### PROVIDED INFORMATION
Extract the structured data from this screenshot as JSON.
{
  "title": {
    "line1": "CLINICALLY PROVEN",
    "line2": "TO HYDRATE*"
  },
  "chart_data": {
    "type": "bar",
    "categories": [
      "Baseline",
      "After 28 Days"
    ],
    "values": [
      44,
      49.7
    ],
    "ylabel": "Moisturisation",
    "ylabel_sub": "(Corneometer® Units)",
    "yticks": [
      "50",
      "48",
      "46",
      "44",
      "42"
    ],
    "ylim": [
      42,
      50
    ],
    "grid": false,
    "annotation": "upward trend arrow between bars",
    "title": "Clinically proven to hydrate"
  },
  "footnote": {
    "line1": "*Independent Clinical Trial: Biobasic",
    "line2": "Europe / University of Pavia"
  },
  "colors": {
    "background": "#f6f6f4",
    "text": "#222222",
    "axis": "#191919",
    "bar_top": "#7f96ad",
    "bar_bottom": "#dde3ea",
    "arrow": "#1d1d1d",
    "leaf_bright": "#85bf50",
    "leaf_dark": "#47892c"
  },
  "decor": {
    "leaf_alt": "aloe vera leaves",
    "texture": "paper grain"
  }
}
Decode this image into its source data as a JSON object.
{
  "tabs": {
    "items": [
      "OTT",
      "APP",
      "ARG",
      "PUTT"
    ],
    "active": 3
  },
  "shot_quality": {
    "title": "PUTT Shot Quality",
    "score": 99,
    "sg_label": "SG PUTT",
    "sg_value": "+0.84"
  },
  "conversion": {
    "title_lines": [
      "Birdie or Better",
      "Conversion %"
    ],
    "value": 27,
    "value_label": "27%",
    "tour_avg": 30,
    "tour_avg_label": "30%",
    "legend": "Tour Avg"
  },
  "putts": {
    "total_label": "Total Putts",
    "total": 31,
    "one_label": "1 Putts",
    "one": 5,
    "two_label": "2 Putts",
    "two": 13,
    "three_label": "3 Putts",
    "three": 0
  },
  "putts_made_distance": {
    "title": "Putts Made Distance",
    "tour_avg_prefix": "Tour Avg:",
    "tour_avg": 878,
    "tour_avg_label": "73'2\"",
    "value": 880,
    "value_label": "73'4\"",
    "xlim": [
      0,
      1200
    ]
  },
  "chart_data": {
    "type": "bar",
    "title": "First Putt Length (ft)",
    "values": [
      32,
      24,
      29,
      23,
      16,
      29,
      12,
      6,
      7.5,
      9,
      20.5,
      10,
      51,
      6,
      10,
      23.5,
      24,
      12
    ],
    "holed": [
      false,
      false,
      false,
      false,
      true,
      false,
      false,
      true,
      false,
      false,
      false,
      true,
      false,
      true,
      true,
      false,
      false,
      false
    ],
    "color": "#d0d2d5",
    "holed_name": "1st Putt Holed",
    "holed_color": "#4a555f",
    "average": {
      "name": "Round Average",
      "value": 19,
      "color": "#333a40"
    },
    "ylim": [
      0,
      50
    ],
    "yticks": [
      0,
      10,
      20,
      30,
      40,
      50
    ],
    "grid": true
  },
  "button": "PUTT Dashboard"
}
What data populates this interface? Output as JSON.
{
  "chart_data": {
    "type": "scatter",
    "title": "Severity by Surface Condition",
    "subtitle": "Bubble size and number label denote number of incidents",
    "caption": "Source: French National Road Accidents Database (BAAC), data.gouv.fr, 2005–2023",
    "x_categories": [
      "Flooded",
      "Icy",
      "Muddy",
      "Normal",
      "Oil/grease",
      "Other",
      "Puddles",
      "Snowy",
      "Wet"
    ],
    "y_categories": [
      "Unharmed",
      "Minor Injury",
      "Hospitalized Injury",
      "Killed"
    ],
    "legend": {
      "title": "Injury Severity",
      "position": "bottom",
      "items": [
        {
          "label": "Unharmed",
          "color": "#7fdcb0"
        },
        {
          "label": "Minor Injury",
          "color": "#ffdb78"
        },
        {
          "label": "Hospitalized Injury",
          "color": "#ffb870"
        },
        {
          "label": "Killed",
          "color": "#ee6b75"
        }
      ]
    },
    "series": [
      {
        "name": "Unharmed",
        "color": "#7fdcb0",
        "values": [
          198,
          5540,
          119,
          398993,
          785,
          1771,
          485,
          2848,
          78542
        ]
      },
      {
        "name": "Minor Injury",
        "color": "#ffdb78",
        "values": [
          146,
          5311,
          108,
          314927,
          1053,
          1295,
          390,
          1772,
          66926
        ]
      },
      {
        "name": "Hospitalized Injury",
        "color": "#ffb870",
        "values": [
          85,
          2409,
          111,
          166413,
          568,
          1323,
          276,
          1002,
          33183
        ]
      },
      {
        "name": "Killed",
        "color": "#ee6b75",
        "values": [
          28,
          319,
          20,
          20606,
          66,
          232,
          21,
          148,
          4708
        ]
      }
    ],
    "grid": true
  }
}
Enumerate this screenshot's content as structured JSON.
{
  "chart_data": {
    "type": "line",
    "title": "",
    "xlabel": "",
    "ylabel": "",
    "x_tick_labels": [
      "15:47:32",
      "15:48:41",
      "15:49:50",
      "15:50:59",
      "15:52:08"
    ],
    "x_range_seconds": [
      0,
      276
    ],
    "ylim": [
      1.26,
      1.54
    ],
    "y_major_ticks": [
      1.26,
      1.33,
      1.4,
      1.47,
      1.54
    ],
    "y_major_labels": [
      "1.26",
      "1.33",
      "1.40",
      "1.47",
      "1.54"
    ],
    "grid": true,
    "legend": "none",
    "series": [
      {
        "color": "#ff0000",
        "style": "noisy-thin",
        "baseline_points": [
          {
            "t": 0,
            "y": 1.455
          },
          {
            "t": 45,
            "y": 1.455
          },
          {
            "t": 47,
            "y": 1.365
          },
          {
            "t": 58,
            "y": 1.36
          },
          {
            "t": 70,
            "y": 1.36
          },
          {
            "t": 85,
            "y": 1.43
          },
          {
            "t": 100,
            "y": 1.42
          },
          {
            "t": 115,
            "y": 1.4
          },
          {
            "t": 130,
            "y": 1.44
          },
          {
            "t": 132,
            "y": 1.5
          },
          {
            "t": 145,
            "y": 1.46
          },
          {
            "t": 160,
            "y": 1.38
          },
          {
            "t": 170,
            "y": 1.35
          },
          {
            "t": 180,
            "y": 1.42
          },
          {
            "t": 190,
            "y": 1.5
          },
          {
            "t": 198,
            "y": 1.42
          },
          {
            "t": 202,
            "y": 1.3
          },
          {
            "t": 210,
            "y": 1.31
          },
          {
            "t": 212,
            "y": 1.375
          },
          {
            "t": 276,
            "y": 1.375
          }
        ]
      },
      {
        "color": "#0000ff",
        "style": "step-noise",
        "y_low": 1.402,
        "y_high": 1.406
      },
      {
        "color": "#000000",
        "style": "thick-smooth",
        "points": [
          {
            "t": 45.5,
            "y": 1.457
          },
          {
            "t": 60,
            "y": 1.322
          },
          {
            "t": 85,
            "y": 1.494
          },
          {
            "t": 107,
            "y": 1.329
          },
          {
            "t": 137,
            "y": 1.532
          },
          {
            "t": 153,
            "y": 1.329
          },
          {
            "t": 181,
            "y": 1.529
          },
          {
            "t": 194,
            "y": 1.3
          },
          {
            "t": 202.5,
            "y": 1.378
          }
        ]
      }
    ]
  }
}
######
PROBLEM STATEMENT: Only lines with the word "Minor" should be collected from the material.

FINISHED EXERCISE:
      "Minor Injury",
          "label": "Minor Injury",
        "name": "Minor Injury",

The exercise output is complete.